■ **Extracted records**
## Begin

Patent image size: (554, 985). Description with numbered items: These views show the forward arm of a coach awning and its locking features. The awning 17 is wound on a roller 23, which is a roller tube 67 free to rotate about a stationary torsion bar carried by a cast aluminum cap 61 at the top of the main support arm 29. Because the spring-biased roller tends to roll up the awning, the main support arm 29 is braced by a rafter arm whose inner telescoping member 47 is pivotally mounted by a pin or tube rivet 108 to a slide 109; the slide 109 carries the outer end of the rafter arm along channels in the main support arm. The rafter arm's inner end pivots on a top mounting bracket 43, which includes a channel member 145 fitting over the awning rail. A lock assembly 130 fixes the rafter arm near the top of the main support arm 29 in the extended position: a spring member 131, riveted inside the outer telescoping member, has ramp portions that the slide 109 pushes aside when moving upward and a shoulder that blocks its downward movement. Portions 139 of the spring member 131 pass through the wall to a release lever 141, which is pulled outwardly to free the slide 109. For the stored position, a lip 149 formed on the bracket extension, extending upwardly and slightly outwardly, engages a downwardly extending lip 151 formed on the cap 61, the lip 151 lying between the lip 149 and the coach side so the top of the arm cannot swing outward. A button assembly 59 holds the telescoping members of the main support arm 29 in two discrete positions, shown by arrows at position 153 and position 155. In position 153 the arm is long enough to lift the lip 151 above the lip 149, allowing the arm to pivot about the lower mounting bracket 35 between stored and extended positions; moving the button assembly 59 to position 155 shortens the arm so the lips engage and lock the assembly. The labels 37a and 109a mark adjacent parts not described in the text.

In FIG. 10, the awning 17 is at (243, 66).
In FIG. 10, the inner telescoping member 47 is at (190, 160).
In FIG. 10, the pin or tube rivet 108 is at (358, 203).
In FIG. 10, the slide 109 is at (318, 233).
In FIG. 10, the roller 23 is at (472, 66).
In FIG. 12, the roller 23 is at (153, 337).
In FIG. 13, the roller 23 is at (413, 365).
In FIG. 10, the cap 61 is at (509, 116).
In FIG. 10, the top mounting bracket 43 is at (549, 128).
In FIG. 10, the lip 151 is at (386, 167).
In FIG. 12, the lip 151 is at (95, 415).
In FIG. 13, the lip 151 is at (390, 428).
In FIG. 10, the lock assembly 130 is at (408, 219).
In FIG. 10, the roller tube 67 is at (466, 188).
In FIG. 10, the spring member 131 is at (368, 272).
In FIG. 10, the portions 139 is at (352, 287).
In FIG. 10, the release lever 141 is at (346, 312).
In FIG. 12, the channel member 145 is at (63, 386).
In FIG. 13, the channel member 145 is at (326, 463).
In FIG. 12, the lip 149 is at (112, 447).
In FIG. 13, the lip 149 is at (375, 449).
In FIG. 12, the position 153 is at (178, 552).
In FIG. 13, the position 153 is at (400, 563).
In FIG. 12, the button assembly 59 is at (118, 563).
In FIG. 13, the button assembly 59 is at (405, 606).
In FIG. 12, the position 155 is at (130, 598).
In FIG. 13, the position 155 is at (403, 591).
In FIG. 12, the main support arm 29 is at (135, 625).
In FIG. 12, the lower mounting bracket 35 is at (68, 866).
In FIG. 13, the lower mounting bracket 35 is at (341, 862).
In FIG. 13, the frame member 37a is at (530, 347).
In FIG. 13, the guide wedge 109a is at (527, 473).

## End

■ **Given task**
Render the material from its first line through the line containing "In FIG. 10, the cap 61 is at (509, 116).", both included, as a JSON list of strings with one string per line and blank lines left out.

■ **Solution for this problem**
[
  "Patent image size: (554, 985). Description with numbered items: These views show the forward arm of a coach awning and its locking features. The awning 17 is wound on a roller 23, which is a roller tube 67 free to rotate about a stationary torsion bar carried by a cast aluminum cap 61 at the top of the main support arm 29. Because the spring-biased roller tends to roll up the awning, the main support arm 29 is braced by a rafter arm whose inner telescoping member 47 is pivotally mounted by a pin or tube rivet 108 to a slide 109; the slide 109 carries the outer end of the rafter arm along channels in the main support arm. The rafter arm's inner end pivots on a top mounting bracket 43, which includes a channel member 145 fitting over the awning rail. A lock assembly 130 fixes the rafter arm near the top of the main support arm 29 in the extended position: a spring member 131, riveted inside the outer telescoping member, has ramp portions that the slide 109 pushes aside when moving upward and a shoulder that blocks its downward movement. Portions 139 of the spring member 131 pass through the wall to a release lever 141, which is pulled outwardly to free the slide 109. For the stored position, a lip 149 formed on the bracket extension, extending upwardly and slightly outwardly, engages a downwardly extending lip 151 formed on the cap 61, the lip 151 lying between the lip 149 and the coach side so the top of the arm cannot swing outward. A button assembly 59 holds the telescoping members of the main support arm 29 in two discrete positions, shown by arrows at position 153 and position 155. In position 153 the arm is long enough to lift the lip 151 above the lip 149, allowing the arm to pivot about the lower mounting bracket 35 between stored and extended positions; moving the button assembly 59 to position 155 shortens the arm so the lips engage and lock the assembly. The labels 37a and 109a mark adjacent parts not described in the text.",
  "In FIG. 10, the awning 17 is at (243, 66).",
  "In FIG. 10, the inner telescoping member 47 is at (190, 160).",
  "In FIG. 10, the pin or tube rivet 108 is at (358, 203).",
  "In FIG. 10, the slide 109 is at (318, 233).",
  "In FIG. 10, the roller 23 is at (472, 66).",
  "In FIG. 12, the roller 23 is at (153, 337).",
  "In FIG. 13, the roller 23 is at (413, 365).",
  "In FIG. 10, the cap 61 is at (509, 116)."
]